Web page and app entries
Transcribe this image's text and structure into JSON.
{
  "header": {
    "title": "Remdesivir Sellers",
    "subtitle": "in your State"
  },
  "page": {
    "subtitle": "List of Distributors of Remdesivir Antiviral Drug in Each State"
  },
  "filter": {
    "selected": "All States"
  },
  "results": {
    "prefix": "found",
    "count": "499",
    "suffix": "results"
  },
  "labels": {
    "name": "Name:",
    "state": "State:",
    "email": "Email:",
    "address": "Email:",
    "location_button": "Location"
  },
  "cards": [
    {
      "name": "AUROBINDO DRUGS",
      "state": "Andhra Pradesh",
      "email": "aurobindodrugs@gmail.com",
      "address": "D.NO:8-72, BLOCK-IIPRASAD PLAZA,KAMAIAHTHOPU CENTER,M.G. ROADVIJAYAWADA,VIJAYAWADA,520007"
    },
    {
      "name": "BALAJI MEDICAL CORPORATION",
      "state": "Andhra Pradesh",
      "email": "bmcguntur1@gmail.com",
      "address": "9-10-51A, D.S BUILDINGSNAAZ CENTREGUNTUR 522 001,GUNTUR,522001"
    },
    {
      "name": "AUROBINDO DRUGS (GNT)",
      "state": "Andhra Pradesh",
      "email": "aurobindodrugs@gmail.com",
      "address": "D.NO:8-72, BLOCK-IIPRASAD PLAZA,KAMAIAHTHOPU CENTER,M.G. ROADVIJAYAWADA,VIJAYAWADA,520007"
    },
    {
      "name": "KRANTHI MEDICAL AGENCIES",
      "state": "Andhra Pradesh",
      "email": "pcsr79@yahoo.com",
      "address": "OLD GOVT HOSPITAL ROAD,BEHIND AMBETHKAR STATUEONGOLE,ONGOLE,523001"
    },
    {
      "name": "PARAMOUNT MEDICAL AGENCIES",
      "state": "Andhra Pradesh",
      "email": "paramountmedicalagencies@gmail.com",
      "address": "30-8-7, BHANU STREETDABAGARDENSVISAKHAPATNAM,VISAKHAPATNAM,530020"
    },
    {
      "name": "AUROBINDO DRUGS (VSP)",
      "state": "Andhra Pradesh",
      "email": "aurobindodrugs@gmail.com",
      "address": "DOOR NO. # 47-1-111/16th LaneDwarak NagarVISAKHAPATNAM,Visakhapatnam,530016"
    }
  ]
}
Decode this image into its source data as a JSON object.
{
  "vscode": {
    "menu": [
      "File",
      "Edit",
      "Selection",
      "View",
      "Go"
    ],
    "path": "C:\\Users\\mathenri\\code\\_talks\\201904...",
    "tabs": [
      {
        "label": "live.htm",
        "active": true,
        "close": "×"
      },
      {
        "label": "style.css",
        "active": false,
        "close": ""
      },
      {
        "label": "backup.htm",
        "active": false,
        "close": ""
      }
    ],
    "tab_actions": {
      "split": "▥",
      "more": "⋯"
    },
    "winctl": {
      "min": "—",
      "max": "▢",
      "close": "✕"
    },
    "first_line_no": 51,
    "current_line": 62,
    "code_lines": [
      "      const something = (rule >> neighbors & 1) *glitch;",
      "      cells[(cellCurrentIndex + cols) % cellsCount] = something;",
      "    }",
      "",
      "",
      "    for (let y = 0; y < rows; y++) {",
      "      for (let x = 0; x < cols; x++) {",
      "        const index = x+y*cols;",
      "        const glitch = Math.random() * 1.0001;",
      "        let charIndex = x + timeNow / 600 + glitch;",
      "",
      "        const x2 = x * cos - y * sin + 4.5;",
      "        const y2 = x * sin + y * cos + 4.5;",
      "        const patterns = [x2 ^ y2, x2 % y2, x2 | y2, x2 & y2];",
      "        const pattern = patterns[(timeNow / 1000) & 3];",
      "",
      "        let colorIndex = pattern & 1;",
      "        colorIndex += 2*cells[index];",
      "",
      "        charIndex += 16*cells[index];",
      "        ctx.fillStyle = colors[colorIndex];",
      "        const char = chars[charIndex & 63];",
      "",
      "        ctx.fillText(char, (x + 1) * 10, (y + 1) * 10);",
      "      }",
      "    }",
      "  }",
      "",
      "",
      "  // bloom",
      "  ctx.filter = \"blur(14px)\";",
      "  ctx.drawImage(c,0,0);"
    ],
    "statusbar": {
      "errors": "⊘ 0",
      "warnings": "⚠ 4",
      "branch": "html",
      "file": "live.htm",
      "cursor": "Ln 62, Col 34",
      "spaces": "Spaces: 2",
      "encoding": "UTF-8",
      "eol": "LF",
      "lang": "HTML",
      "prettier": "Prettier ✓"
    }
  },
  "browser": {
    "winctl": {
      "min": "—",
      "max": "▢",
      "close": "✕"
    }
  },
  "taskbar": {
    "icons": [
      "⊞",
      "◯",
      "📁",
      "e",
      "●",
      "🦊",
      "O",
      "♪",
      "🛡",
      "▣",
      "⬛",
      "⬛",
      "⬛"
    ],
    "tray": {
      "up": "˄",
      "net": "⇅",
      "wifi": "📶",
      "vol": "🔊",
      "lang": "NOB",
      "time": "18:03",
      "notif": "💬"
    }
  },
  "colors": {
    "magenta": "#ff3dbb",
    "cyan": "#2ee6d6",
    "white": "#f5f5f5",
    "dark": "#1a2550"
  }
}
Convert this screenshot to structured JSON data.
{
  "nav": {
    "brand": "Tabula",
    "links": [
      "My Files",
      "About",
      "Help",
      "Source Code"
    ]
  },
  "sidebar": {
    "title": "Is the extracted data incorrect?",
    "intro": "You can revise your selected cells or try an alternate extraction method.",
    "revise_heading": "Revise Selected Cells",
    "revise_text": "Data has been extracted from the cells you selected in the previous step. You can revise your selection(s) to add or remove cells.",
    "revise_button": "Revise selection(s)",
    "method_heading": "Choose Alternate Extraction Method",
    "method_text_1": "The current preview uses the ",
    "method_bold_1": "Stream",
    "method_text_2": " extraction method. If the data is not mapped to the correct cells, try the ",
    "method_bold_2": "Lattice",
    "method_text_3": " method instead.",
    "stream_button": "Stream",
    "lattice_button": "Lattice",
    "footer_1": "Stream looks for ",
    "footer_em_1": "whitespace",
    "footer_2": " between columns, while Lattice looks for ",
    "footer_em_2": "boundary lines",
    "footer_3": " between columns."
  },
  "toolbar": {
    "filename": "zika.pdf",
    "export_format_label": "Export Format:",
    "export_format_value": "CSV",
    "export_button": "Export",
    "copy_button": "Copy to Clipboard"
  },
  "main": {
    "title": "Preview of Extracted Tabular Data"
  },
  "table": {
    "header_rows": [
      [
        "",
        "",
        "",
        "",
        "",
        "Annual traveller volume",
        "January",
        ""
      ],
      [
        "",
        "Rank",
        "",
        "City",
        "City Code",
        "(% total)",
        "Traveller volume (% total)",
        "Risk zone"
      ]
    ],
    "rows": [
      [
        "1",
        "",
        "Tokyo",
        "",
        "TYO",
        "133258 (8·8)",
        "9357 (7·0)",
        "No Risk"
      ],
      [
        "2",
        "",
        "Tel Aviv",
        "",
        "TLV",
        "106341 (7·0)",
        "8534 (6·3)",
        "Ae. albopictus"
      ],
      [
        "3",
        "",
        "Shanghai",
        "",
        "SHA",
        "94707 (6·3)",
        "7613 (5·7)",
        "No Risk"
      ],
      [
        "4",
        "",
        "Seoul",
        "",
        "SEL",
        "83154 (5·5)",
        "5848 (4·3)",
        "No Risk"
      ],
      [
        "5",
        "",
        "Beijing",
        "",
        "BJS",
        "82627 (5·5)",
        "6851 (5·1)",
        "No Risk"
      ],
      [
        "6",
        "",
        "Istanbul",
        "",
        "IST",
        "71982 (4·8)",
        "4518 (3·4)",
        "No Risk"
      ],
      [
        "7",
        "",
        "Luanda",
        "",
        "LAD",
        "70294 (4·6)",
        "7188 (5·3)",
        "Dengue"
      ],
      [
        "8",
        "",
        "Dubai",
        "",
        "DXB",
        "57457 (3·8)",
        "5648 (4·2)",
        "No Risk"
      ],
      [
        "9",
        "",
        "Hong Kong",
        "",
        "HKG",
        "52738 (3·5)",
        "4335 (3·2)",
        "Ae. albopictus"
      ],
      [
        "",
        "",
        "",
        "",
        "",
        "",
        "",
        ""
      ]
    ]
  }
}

--- Prompt ---
Copy every line from the data that includes the string "colors".

--- Answer to this task ---
      "        ctx.fillStyle = colors[colorIndex];",
  "colors": {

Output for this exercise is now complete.